CONSIGNE: Disposez en tableau Markdown les lignes depuis celle qui contient "391, 831, 623]" jusqu'à celle qui contient "998, 831, 1068]", cette dernière comprise, avec une colonne N° pour le numéro de ligne et une colonne Contenu pour le texte de la ligne. Omettez les lignes vides.

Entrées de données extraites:
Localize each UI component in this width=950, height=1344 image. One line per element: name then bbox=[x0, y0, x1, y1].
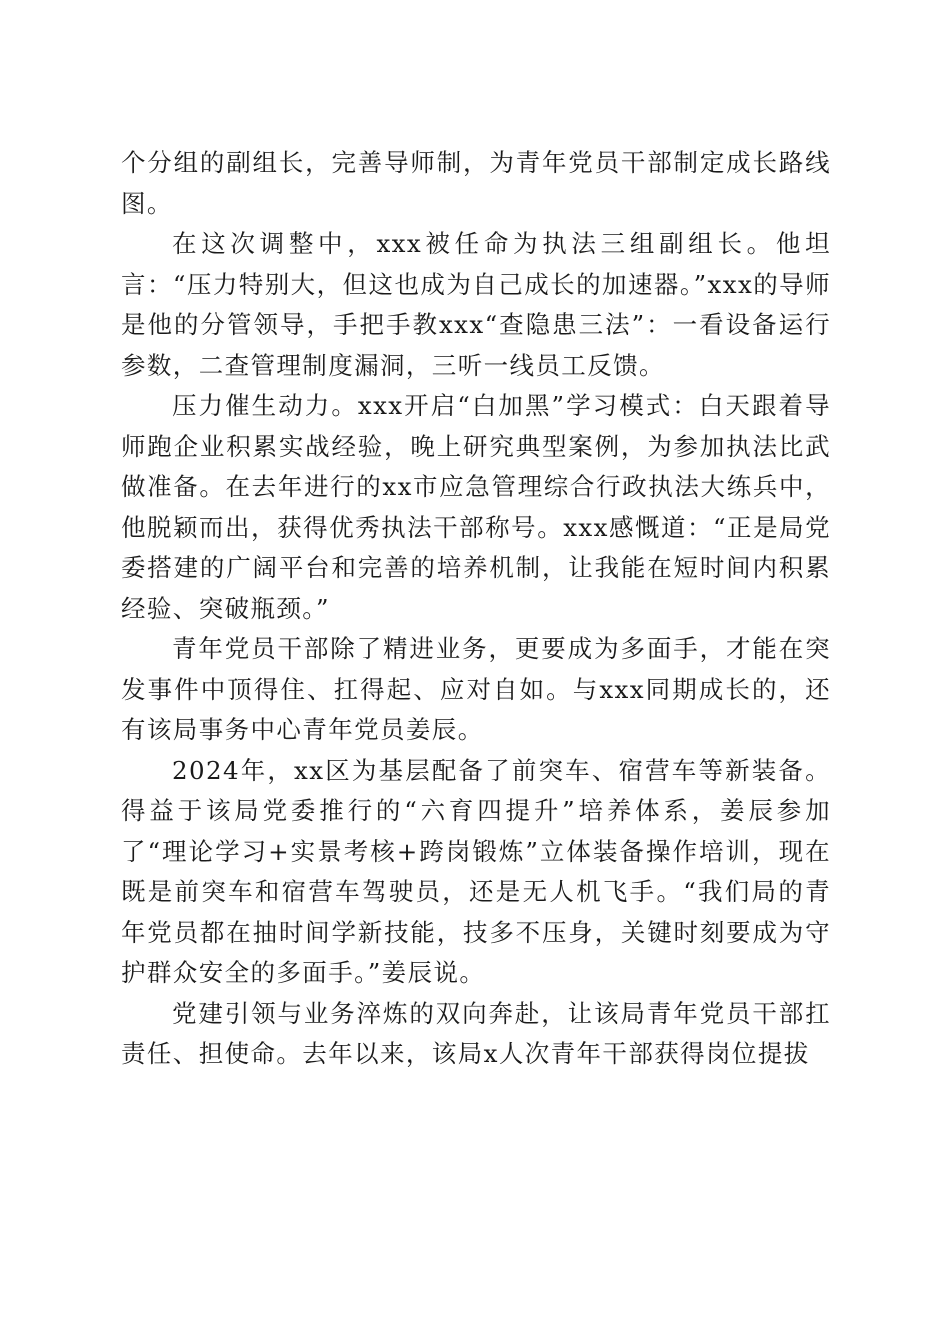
paragraph-3: 压力催生动力。xxx开启“白加黑”学习模式：白天跟着导师跑企业积累实战经验，晚上研究典型案例，为参加执法比武做准备。在去年进行的xx市应急管理综合行政执法大练兵中，他脱颖而出，获得优秀执法干部称号。xxx感慨道：“正是局党委搭建的广阔平台和完善的培养机制，让我能在短时间内积累经验、突破瓶颈。” bbox=[121, 391, 831, 623]
paragraph-1: 个分组的副组长，完善导师制，为青年党员干部制定成长路线图。 bbox=[121, 148, 831, 218]
paragraph-2: 在这次调整中，xxx被任命为执法三组副组长。他坦言：“压力特别大，但这也成为自己成长的加速器。”xxx的导师是他的分管领导，手把手教xxx“查隐患三法”：一看设备运行参数，二查管理制度漏洞，三听一线员工反馈。 bbox=[121, 229, 831, 380]
document-body bbox=[121, 143, 831, 1075]
paragraph-5: 2024年，xx区为基层配备了前突车、宿营车等新装备。得益于该局党委推行的“六育四提升”培养体系，姜辰参加了“理论学习+实景考核+跨岗锻炼”立体装备操作培训，现在既是前突车和宿营车驾驶员，还是无人机飞手。“我们局的青年党员都在抽时间学新技能，技多不压身，关键时刻要成为守护群众安全的多面手。”姜辰说。 bbox=[121, 755, 831, 987]
paragraph-6: 党建引领与业务淬炼的双向奔赴，让该局青年党员干部扛责任、担使命。去年以来，该局x人次青年干部获得岗位提拔 bbox=[121, 998, 831, 1068]
paragraph-4: 青年党员干部除了精进业务，更要成为多面手，才能在突发事件中顶得住、扛得起、应对自如。与xxx同期成长的，还有该局事务中心青年党员姜辰。 bbox=[121, 634, 831, 744]
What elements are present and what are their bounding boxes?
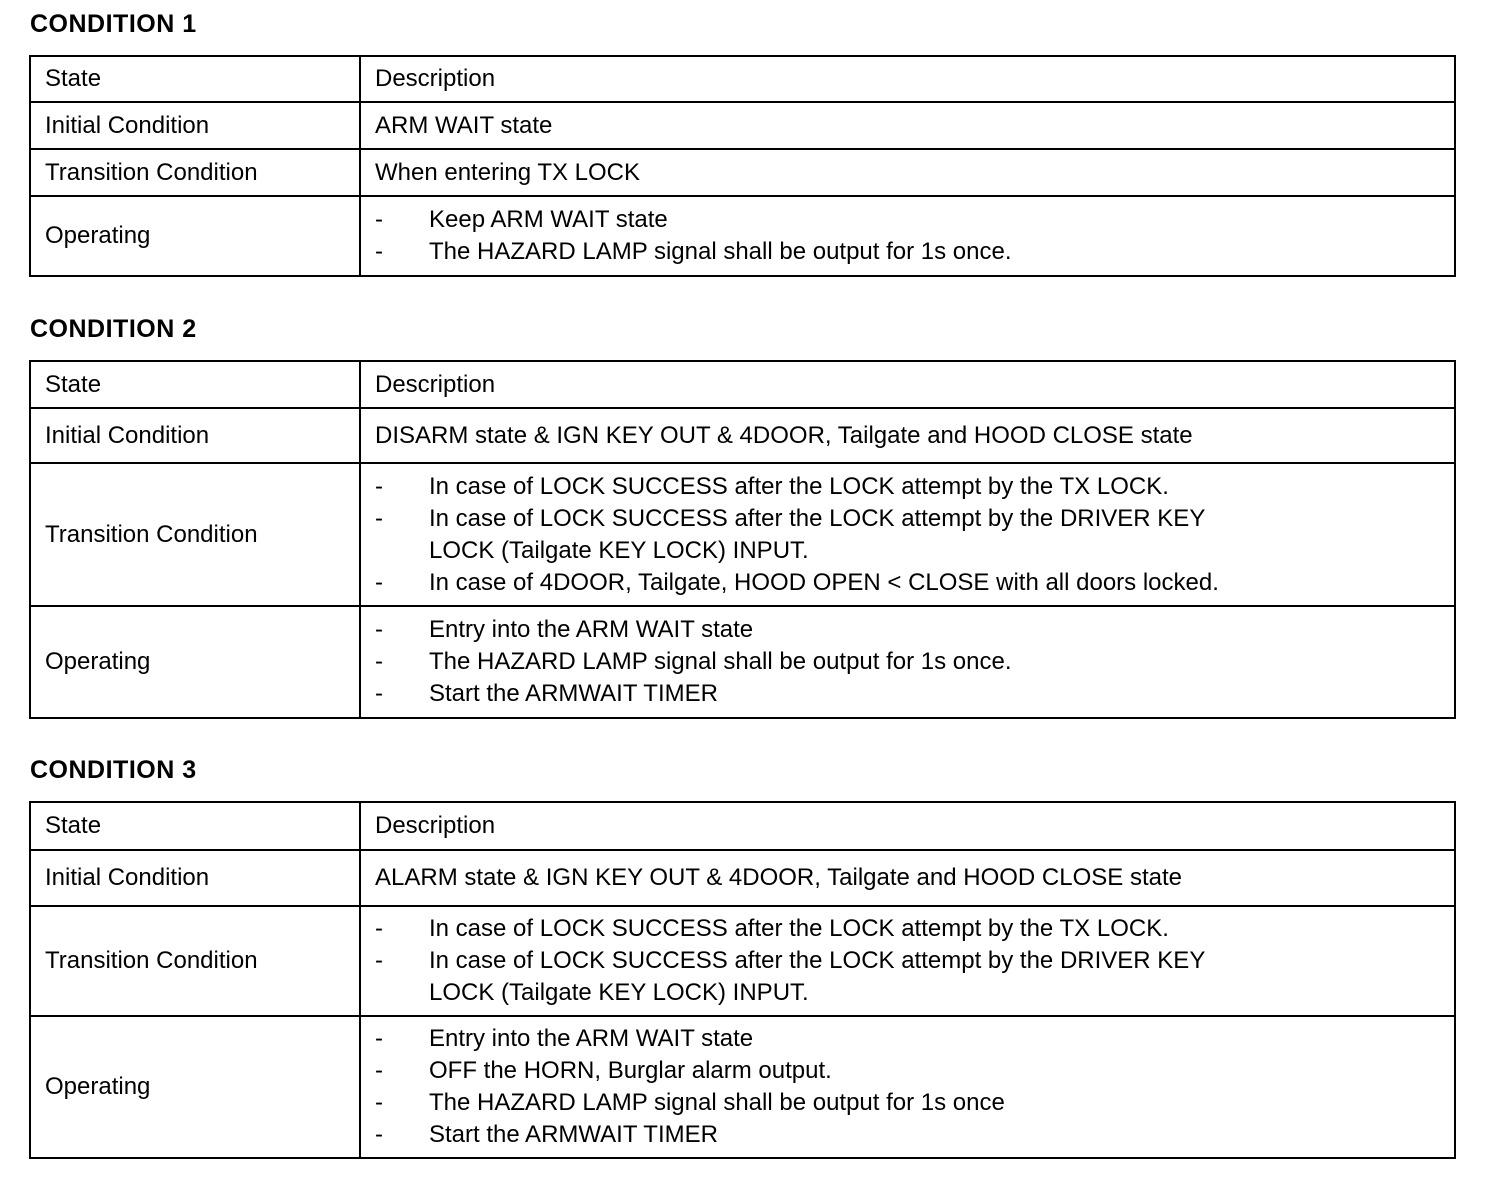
- table-row: [30, 850, 1455, 906]
- state-cell: Operating: [30, 606, 360, 718]
- state-cell: Operating: [30, 1016, 360, 1158]
- table-row: [30, 196, 1455, 276]
- header-state: State: [30, 56, 360, 102]
- list-item: - OFF the HORN, Burglar alarm output.: [375, 1055, 1440, 1087]
- header-state: State: [30, 361, 360, 408]
- description-cell: ALARM state & IGN KEY OUT & 4DOOR, Tailgate and HOOD CLOSE state: [360, 850, 1455, 906]
- header-description: Description: [360, 56, 1455, 102]
- list-item: - The HAZARD LAMP signal shall be output for 1s once.: [375, 236, 1440, 268]
- state-cell: Operating: [30, 196, 360, 276]
- description-cell: [360, 196, 1455, 276]
- state-cell: Transition Condition: [30, 463, 360, 606]
- state-cell: Initial Condition: [30, 408, 360, 463]
- header-description: Description: [360, 802, 1455, 850]
- description-cell: [360, 606, 1455, 718]
- description-cell: [360, 906, 1455, 1016]
- list-item: - The HAZARD LAMP signal shall be output for 1s once: [375, 1087, 1440, 1119]
- condition-2-title: CONDITION 2: [30, 315, 197, 343]
- condition-3-title: CONDITION 3: [30, 756, 197, 784]
- condition-2-table: [29, 360, 1456, 719]
- description-cell: [360, 1016, 1455, 1158]
- bullet-list: [375, 204, 1440, 268]
- list-item: - In case of LOCK SUCCESS after the LOCK attempt by the DRIVER KEY LOCK (Tailgate KEY LOCK) INPUT.: [375, 945, 1265, 1009]
- header-state: State: [30, 802, 360, 850]
- table-row: [30, 906, 1455, 1016]
- description-cell: DISARM state & IGN KEY OUT & 4DOOR, Tailgate and HOOD CLOSE state: [360, 408, 1455, 463]
- table-row: [30, 1016, 1455, 1158]
- list-item: - In case of LOCK SUCCESS after the LOCK attempt by the TX LOCK.: [375, 471, 1265, 503]
- state-cell: Initial Condition: [30, 102, 360, 149]
- table-row: [30, 102, 1455, 149]
- table-row: [30, 463, 1455, 606]
- list-item: - Start the ARMWAIT TIMER: [375, 678, 1440, 710]
- bullet-list: [375, 471, 1265, 599]
- table-header-row: [30, 56, 1455, 102]
- list-item: - In case of LOCK SUCCESS after the LOCK attempt by the DRIVER KEY LOCK (Tailgate KEY LOCK) INPUT.: [375, 503, 1265, 567]
- description-cell: [360, 463, 1455, 606]
- header-description: Description: [360, 361, 1455, 408]
- bullet-list: [375, 913, 1265, 1009]
- list-item: - Entry into the ARM WAIT state: [375, 614, 1440, 646]
- state-cell: Transition Condition: [30, 149, 360, 196]
- list-item: - In case of 4DOOR, Tailgate, HOOD OPEN < CLOSE with all doors locked.: [375, 567, 1265, 599]
- condition-3-table: [29, 801, 1456, 1159]
- table-row: [30, 408, 1455, 463]
- table-header-row: [30, 802, 1455, 850]
- table-row: [30, 149, 1455, 196]
- state-cell: Transition Condition: [30, 906, 360, 1016]
- state-cell: Initial Condition: [30, 850, 360, 906]
- description-cell: ARM WAIT state: [360, 102, 1455, 149]
- table-row: [30, 606, 1455, 718]
- list-item: - Entry into the ARM WAIT state: [375, 1023, 1440, 1055]
- list-item: - Start the ARMWAIT TIMER: [375, 1119, 1440, 1151]
- list-item: - Keep ARM WAIT state: [375, 204, 1440, 236]
- bullet-list: [375, 1023, 1440, 1151]
- list-item: - The HAZARD LAMP signal shall be output for 1s once.: [375, 646, 1440, 678]
- table-header-row: [30, 361, 1455, 408]
- description-cell: When entering TX LOCK: [360, 149, 1455, 196]
- condition-1-title: CONDITION 1: [30, 10, 197, 38]
- condition-1-table: [29, 55, 1456, 277]
- list-item: - In case of LOCK SUCCESS after the LOCK attempt by the TX LOCK.: [375, 913, 1265, 945]
- bullet-list: [375, 614, 1440, 710]
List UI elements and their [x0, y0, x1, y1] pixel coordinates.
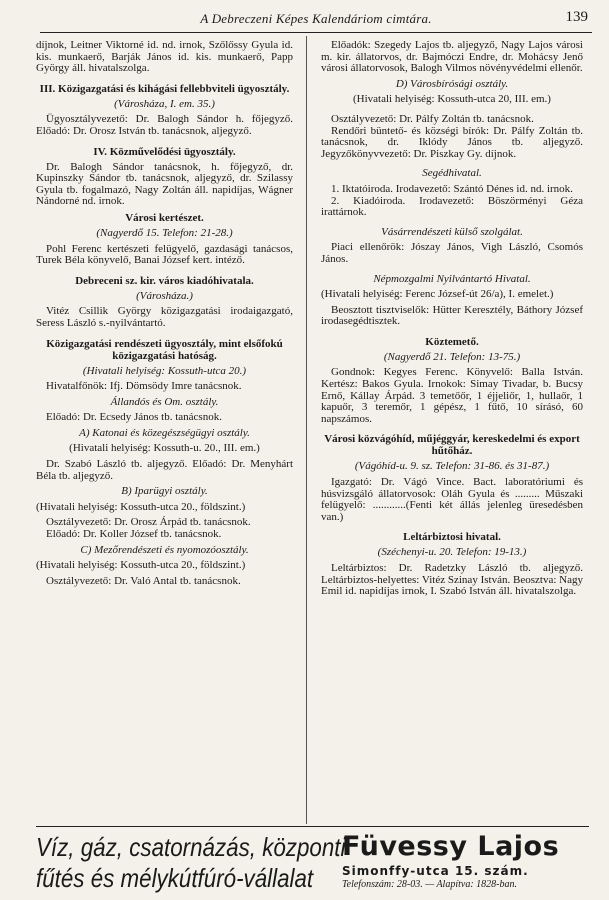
paragraph: Osztályvezető: Dr. Pálfy Zoltán tb. tanácsnok. [331, 112, 534, 125]
paragraph: Dr. Balogh Sándor tanácsnok, h. főjegyző, dr. Kupinszky Sándor tb. tanácsnok, aljegyző, dr. Szilassy Gyula tb. fogalmazó, Nagy Zoltán áll. napidíjas, Wágner Nándorné nd. irnok. [36, 160, 293, 208]
section-heading: Leltárbiztosi hivatal. [403, 531, 501, 544]
section-location: (Hivatali helyiség: Ferenc József-út 26/a), I. emelet.) [321, 288, 554, 301]
paragraph: 2. Kiadóiroda. Irodavezető: Böszörményi Géza irattárnok. [321, 194, 583, 219]
page-number: 139 [565, 9, 588, 25]
subsection-heading: A) Katonai és közegészségügyi osztály. [79, 426, 250, 439]
right-column [321, 40, 583, 598]
section-heading: Városi kertészet. [125, 211, 204, 224]
section-heading: Vásárrendészeti külső szolgálat. [381, 225, 523, 238]
paragraph: Rendőri büntető- és községi bírók: Dr. Pálfy Zoltán tb. tanácsnok, dr. Iklódy János tb. aljegyző. Jegyzőkönyvvezető: Dr. Piszkay Gy. díjnok. [321, 124, 583, 160]
paragraph: Gondnok: Kegyes Ferenc. Könyvelő: Balla István. Kertész: Bakos Gyula. Irnokok: Simay Tivadar, b. Bucsy Ernő, Kállay Árpád. 3 temetőőr, 1 éjjeliőr, 1, hullaőr, 1 kapuőr, 3 teremőr, 1 gépész, 1 fűtő, 10 sírásó, 60 napszámos. [321, 366, 583, 425]
section-heading: IV. Közművelődési ügyosztály. [93, 145, 236, 158]
section-location: (Városháza, I. em. 35.) [114, 97, 215, 110]
paragraph: Vitéz Csillik György közigazgatási irodaigazgató, Seress László s.-nyilvántartó. [36, 305, 293, 329]
section-location: (Hivatali helyiség: Kossuth-u. 20., III. em.) [69, 442, 260, 455]
section-heading: III. Közigazgatási és kihágási fellebbviteli ügyosztály. [39, 82, 290, 95]
page-header [40, 6, 592, 33]
section-heading: Debreceni sz. kir. város kiadóhivatala. [75, 274, 254, 287]
section-location: (Hivatali helyiség: Kossuth-utca 20., földszint.) [36, 500, 246, 513]
paragraph: Osztályvezető: Dr. Való Antal tb. tanácsnok. [46, 574, 241, 587]
section-location: (Nagyerdő 21. Telefon: 13-75.) [383, 350, 521, 363]
section-location: (Nagyerdő 15. Telefon: 21-28.) [96, 226, 233, 239]
paragraph: Előadó: Dr. Ecsedy János tb. tanácsnok. [46, 411, 222, 424]
column-divider [306, 36, 307, 824]
section-heading: Segédhivatal. [422, 167, 482, 180]
subsection-heading: D) Városbírósági osztály. [395, 77, 509, 90]
subsection-heading: C) Mezőrendészeti és nyomozóosztály. [80, 543, 249, 556]
section-location: (Hivatali helyiség: Kossuth-utca 20.) [82, 364, 247, 377]
ad-slogan-line: fűtés és mélykútfúró-vállalat [36, 863, 314, 893]
section-location: (Hivatali helyiség: Kossuth-utca 20., földszint.) [36, 559, 246, 572]
ad-phone: Telefonszám: 28-03. — Alapítva: 1828-ban. [342, 879, 517, 890]
paragraph: Igazgató: Dr. Vágó Vince. Bact. laboratóriumi és húsvizsgáló állatorvosok: Oláh Gyula és ......... Műszaki felügyelő: ............(Fenti két állás jelenleg üresedésben van.) [321, 476, 583, 523]
paragraph: Hivatalfőnök: Ifj. Dömsödy Imre tanácsnok. [46, 380, 242, 393]
left-column [36, 40, 293, 587]
ad-company-name: Füvessy Lajos [342, 831, 560, 862]
ad-slogan [36, 832, 345, 894]
paragraph: Piaci ellenőrök: Jószay János, Vigh László, Csomós János. [321, 241, 583, 265]
running-title: A Debreczeni Képes Kalendáriom cimtára. [200, 11, 432, 26]
ad-slogan-line: Víz, gáz, csatornázás, központi [36, 832, 346, 862]
subsection-heading: B) Iparügyi osztály. [121, 485, 208, 498]
section-heading: Városi közvágóhíd, műjéggyár, kereskedelmi és export hűtőház. [324, 433, 580, 458]
section-location: (Városháza.) [136, 289, 193, 302]
paragraph: 1. Iktatóiroda. Irodavezető: Szántó Dénes id. nd. irnok. [331, 182, 573, 195]
advertisement [36, 832, 589, 894]
section-location: (Vágóhíd-u. 9. sz. Telefon: 31-86. és 31-87.) [354, 460, 550, 473]
section-heading: Közigazgatási rendészeti ügyosztály, mint elsőfokú közigazgatási hatóság. [46, 337, 283, 362]
paragraph: Leltárbiztos: Dr. Radetzky László tb. aljegyző. Leltárbiztos-helyettes: Vitéz Szinay István. Beosztva: Nagy Emil id. napidíjas irnok, I. Szabó István áll. hivatalszolga. [321, 562, 583, 598]
subsection-heading: Állandós és Om. osztály. [110, 395, 219, 408]
section-heading: Népmozgalmi Nyilvántartó Hivatal. [373, 272, 531, 285]
paragraph: Pohl Ferenc kertészeti felügyelő, gazdasági tanácsos, Turek Béla könyvelő, Banai József kert. intéző. [36, 242, 293, 267]
section-location: (Széchenyi-u. 20. Telefon: 19-13.) [377, 546, 527, 559]
section-heading: Köztemető. [425, 335, 479, 348]
paragraph: Előadó: Dr. Koller József tb. tanácsnok. [46, 528, 222, 541]
paragraph: Beosztott tisztviselők: Hütter Keresztély, Báthory József irodasegédtisztek. [321, 303, 583, 328]
paragraph: Dr. Szabó László tb. aljegyző. Előadó: Dr. Menyhárt Béla tb. aljegyző. [36, 458, 293, 482]
ad-address: Simonffy-utca 15. szám. [342, 864, 529, 878]
paragraph: Előadók: Szegedy Lajos tb. aljegyző, Nagy Lajos városi m. kir. állatorvos, dr. Bajmóczi Endre, dr. Mohácsy Jenő városi állatorvosok, Balogh Vilmos növényvédelmi ellenőr. [321, 39, 583, 75]
footer-rule [36, 826, 589, 827]
section-location: (Hivatali helyiség: Kossuth-utca 20, III. em.) [353, 93, 551, 106]
paragraph: díjnok, Leitner Viktorné id. nd. irnok, Szőlőssy Gyula id. kis. munkaerő, Barják János id. kis. munkaerő, Papp György áll. hivatalszolga. [36, 39, 293, 75]
paragraph: Osztályvezető: Dr. Orosz Árpád tb. tanácsnok. [46, 516, 251, 529]
paragraph: Ügyosztályvezető: Dr. Balogh Sándor h. főjegyző. Előadó: Dr. Orosz István tb. tanácsnok, aljegyző. [36, 113, 293, 137]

RÉPONSE:
| N° | Contenu |
|---|---|
| 1 | paragraph-3: 压力催生动力。xxx开启“白加黑”学习模式：白天跟着导师跑企业积累实战经验，晚上研究典型案例，为参加执法比武做准备。在去年进行的xx市应急管理综合行政执法大练兵中，他脱颖而出，获得优秀执法干部称号。xxx感慨道：“正是局党委搭建的广阔平台和完善的培养机制，让我能在短时间内积累经验、突破瓶颈。” bbox=[121, 391, 831, 623] |
| 2 | paragraph-1: 个分组的副组长，完善导师制，为青年党员干部制定成长路线图。 bbox=[121, 148, 831, 218] |
| 3 | paragraph-2: 在这次调整中，xxx被任命为执法三组副组长。他坦言：“压力特别大，但这也成为自己成长的加速器。”xxx的导师是他的分管领导，手把手教xxx“查隐患三法”：一看设备运行参数，二查管理制度漏洞，三听一线员工反馈。 bbox=[121, 229, 831, 380] |
| 4 | document-body bbox=[121, 143, 831, 1075] |
| 5 | paragraph-5: 2024年，xx区为基层配备了前突车、宿营车等新装备。得益于该局党委推行的“六育四提升”培养体系，姜辰参加了“理论学习+实景考核+跨岗锻炼”立体装备操作培训，现在既是前突车和宿营车驾驶员，还是无人机飞手。“我们局的青年党员都在抽时间学新技能，技多不压身，关键时刻要成为守护群众安全的多面手。”姜辰说。 bbox=[121, 755, 831, 987] |
| 6 | paragraph-6: 党建引领与业务淬炼的双向奔赴，让该局青年党员干部扛责任、担使命。去年以来，该局x人次青年干部获得岗位提拔 bbox=[121, 998, 831, 1068] |